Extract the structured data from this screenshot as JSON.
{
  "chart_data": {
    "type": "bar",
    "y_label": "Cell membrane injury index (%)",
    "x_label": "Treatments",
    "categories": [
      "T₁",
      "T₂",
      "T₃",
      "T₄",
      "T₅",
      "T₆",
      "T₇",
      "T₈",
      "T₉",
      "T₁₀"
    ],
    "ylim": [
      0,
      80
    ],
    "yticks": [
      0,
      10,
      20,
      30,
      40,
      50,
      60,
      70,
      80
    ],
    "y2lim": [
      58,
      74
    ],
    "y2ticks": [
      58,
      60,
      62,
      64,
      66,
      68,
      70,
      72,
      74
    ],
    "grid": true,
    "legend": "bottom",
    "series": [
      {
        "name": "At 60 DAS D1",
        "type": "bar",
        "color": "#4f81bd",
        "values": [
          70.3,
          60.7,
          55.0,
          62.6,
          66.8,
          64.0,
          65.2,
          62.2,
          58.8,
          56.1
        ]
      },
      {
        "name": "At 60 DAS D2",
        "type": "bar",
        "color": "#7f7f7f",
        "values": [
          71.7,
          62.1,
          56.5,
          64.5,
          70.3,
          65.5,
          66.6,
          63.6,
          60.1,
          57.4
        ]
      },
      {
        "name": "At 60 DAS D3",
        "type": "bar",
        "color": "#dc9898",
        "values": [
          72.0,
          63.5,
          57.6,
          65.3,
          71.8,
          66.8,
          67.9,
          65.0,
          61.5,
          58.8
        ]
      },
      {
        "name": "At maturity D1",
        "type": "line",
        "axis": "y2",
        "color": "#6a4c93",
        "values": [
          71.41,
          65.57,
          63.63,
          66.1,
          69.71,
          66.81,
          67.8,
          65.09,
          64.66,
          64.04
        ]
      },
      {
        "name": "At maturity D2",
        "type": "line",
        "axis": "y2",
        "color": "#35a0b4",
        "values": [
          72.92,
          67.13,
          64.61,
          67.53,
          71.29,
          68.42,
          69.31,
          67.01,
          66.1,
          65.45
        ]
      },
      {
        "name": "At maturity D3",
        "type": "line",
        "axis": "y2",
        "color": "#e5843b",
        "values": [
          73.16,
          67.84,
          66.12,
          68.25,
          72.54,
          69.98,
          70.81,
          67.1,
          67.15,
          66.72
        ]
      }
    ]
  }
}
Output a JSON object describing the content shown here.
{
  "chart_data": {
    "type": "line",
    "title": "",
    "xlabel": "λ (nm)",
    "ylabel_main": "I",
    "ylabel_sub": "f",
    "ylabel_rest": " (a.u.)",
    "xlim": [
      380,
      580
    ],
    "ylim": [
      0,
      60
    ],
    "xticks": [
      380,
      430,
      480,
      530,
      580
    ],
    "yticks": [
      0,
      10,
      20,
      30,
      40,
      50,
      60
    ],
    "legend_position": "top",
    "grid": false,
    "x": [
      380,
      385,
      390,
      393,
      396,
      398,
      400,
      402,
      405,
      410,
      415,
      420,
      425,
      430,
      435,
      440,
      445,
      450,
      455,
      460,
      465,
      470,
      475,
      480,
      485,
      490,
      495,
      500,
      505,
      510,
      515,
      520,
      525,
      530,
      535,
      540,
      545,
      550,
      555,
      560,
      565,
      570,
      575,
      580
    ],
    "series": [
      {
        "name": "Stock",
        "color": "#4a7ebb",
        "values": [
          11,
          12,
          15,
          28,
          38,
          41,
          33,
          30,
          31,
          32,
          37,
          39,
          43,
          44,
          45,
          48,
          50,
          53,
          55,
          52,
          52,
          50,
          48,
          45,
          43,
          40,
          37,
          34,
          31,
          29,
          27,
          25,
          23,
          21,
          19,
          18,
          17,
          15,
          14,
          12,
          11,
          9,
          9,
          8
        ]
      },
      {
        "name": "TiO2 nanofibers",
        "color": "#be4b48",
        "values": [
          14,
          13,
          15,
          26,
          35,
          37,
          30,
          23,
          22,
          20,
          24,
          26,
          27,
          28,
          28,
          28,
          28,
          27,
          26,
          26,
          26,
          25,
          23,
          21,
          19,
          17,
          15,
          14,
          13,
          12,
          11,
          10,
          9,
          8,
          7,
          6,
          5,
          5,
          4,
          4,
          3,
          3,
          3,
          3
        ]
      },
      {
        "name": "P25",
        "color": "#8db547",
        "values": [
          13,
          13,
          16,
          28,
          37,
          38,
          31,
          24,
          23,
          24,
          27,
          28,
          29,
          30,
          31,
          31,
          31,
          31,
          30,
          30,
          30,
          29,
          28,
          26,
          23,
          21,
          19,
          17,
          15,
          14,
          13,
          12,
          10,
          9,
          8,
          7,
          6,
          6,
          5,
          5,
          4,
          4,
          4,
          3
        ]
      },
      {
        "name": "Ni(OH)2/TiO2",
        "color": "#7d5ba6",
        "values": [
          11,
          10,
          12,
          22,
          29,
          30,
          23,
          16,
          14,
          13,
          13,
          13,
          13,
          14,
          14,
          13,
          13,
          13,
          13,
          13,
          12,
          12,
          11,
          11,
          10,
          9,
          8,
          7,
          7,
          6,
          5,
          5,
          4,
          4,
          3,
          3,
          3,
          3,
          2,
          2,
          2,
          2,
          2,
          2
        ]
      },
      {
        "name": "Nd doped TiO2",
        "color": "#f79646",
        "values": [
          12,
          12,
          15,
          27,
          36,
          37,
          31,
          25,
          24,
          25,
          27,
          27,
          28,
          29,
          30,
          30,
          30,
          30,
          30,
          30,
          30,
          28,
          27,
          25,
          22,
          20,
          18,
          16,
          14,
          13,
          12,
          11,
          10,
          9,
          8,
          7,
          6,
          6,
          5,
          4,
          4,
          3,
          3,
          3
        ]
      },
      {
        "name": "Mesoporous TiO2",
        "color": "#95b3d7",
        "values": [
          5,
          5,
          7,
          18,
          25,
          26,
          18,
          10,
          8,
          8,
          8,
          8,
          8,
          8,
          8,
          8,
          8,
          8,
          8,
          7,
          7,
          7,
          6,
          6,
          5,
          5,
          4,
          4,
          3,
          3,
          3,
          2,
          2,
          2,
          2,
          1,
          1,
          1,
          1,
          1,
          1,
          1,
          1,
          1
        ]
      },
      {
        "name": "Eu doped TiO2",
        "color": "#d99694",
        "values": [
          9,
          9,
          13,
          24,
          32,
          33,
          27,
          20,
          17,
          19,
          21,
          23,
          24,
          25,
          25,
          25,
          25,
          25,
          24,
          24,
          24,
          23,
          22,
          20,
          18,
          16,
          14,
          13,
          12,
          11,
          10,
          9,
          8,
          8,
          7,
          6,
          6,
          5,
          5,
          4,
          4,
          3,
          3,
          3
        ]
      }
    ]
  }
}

::::

### TASK TO COMPLETE
The data above must be returned in full, exactly as written.

### REPLY
Extract the structured data from this screenshot as JSON.
{
  "chart_data": {
    "type": "bar",
    "y_label": "Cell membrane injury index (%)",
    "x_label": "Treatments",
    "categories": [
      "T₁",
      "T₂",
      "T₃",
      "T₄",
      "T₅",
      "T₆",
      "T₇",
      "T₈",
      "T₉",
      "T₁₀"
    ],
    "ylim": [
      0,
      80
    ],
    "yticks": [
      0,
      10,
      20,
      30,
      40,
      50,
      60,
      70,
      80
    ],
    "y2lim": [
      58,
      74
    ],
    "y2ticks": [
      58,
      60,
      62,
      64,
      66,
      68,
      70,
      72,
      74
    ],
    "grid": true,
    "legend": "bottom",
    "series": [
      {
        "name": "At 60 DAS D1",
        "type": "bar",
        "color": "#4f81bd",
        "values": [
          70.3,
          60.7,
          55.0,
          62.6,
          66.8,
          64.0,
          65.2,
          62.2,
          58.8,
          56.1
        ]
      },
      {
        "name": "At 60 DAS D2",
        "type": "bar",
        "color": "#7f7f7f",
        "values": [
          71.7,
          62.1,
          56.5,
          64.5,
          70.3,
          65.5,
          66.6,
          63.6,
          60.1,
          57.4
        ]
      },
      {
        "name": "At 60 DAS D3",
        "type": "bar",
        "color": "#dc9898",
        "values": [
          72.0,
          63.5,
          57.6,
          65.3,
          71.8,
          66.8,
          67.9,
          65.0,
          61.5,
          58.8
        ]
      },
      {
        "name": "At maturity D1",
        "type": "line",
        "axis": "y2",
        "color": "#6a4c93",
        "values": [
          71.41,
          65.57,
          63.63,
          66.1,
          69.71,
          66.81,
          67.8,
          65.09,
          64.66,
          64.04
        ]
      },
      {
        "name": "At maturity D2",
        "type": "line",
        "axis": "y2",
        "color": "#35a0b4",
        "values": [
          72.92,
          67.13,
          64.61,
          67.53,
          71.29,
          68.42,
          69.31,
          67.01,
          66.1,
          65.45
        ]
      },
      {
        "name": "At maturity D3",
        "type": "line",
        "axis": "y2",
        "color": "#e5843b",
        "values": [
          73.16,
          67.84,
          66.12,
          68.25,
          72.54,
          69.98,
          70.81,
          67.1,
          67.15,
          66.72
        ]
      }
    ]
  }
}
Output a JSON object describing the content shown here.
{
  "chart_data": {
    "type": "line",
    "title": "",
    "xlabel": "λ (nm)",
    "ylabel_main": "I",
    "ylabel_sub": "f",
    "ylabel_rest": " (a.u.)",
    "xlim": [
      380,
      580
    ],
    "ylim": [
      0,
      60
    ],
    "xticks": [
      380,
      430,
      480,
      530,
      580
    ],
    "yticks": [
      0,
      10,
      20,
      30,
      40,
      50,
      60
    ],
    "legend_position": "top",
    "grid": false,
    "x": [
      380,
      385,
      390,
      393,
      396,
      398,
      400,
      402,
      405,
      410,
      415,
      420,
      425,
      430,
      435,
      440,
      445,
      450,
      455,
      460,
      465,
      470,
      475,
      480,
      485,
      490,
      495,
      500,
      505,
      510,
      515,
      520,
      525,
      530,
      535,
      540,
      545,
      550,
      555,
      560,
      565,
      570,
      575,
      580
    ],
    "series": [
      {
        "name": "Stock",
        "color": "#4a7ebb",
        "values": [
          11,
          12,
          15,
          28,
          38,
          41,
          33,
          30,
          31,
          32,
          37,
          39,
          43,
          44,
          45,
          48,
          50,
          53,
          55,
          52,
          52,
          50,
          48,
          45,
          43,
          40,
          37,
          34,
          31,
          29,
          27,
          25,
          23,
          21,
          19,
          18,
          17,
          15,
          14,
          12,
          11,
          9,
          9,
          8
        ]
      },
      {
        "name": "TiO2 nanofibers",
        "color": "#be4b48",
        "values": [
          14,
          13,
          15,
          26,
          35,
          37,
          30,
          23,
          22,
          20,
          24,
          26,
          27,
          28,
          28,
          28,
          28,
          27,
          26,
          26,
          26,
          25,
          23,
          21,
          19,
          17,
          15,
          14,
          13,
          12,
          11,
          10,
          9,
          8,
          7,
          6,
          5,
          5,
          4,
          4,
          3,
          3,
          3,
          3
        ]
      },
      {
        "name": "P25",
        "color": "#8db547",
        "values": [
          13,
          13,
          16,
          28,
          37,
          38,
          31,
          24,
          23,
          24,
          27,
          28,
          29,
          30,
          31,
          31,
          31,
          31,
          30,
          30,
          30,
          29,
          28,
          26,
          23,
          21,
          19,
          17,
          15,
          14,
          13,
          12,
          10,
          9,
          8,
          7,
          6,
          6,
          5,
          5,
          4,
          4,
          4,
          3
        ]
      },
      {
        "name": "Ni(OH)2/TiO2",
        "color": "#7d5ba6",
        "values": [
          11,
          10,
          12,
          22,
          29,
          30,
          23,
          16,
          14,
          13,
          13,
          13,
          13,
          14,
          14,
          13,
          13,
          13,
          13,
          13,
          12,
          12,
          11,
          11,
          10,
          9,
          8,
          7,
          7,
          6,
          5,
          5,
          4,
          4,
          3,
          3,
          3,
          3,
          2,
          2,
          2,
          2,
          2,
          2
        ]
      },
      {
        "name": "Nd doped TiO2",
        "color": "#f79646",
        "values": [
          12,
          12,
          15,
          27,
          36,
          37,
          31,
          25,
          24,
          25,
          27,
          27,
          28,
          29,
          30,
          30,
          30,
          30,
          30,
          30,
          30,
          28,
          27,
          25,
          22,
          20,
          18,
          16,
          14,
          13,
          12,
          11,
          10,
          9,
          8,
          7,
          6,
          6,
          5,
          4,
          4,
          3,
          3,
          3
        ]
      },
      {
        "name": "Mesoporous TiO2",
        "color": "#95b3d7",
        "values": [
          5,
          5,
          7,
          18,
          25,
          26,
          18,
          10,
          8,
          8,
          8,
          8,
          8,
          8,
          8,
          8,
          8,
          8,
          8,
          7,
          7,
          7,
          6,
          6,
          5,
          5,
          4,
          4,
          3,
          3,
          3,
          2,
          2,
          2,
          2,
          1,
          1,
          1,
          1,
          1,
          1,
          1,
          1,
          1
        ]
      },
      {
        "name": "Eu doped TiO2",
        "color": "#d99694",
        "values": [
          9,
          9,
          13,
          24,
          32,
          33,
          27,
          20,
          17,
          19,
          21,
          23,
          24,
          25,
          25,
          25,
          25,
          25,
          24,
          24,
          24,
          23,
          22,
          20,
          18,
          16,
          14,
          13,
          12,
          11,
          10,
          9,
          8,
          8,
          7,
          6,
          6,
          5,
          5,
          4,
          4,
          3,
          3,
          3
        ]
      }
    ]
  }
}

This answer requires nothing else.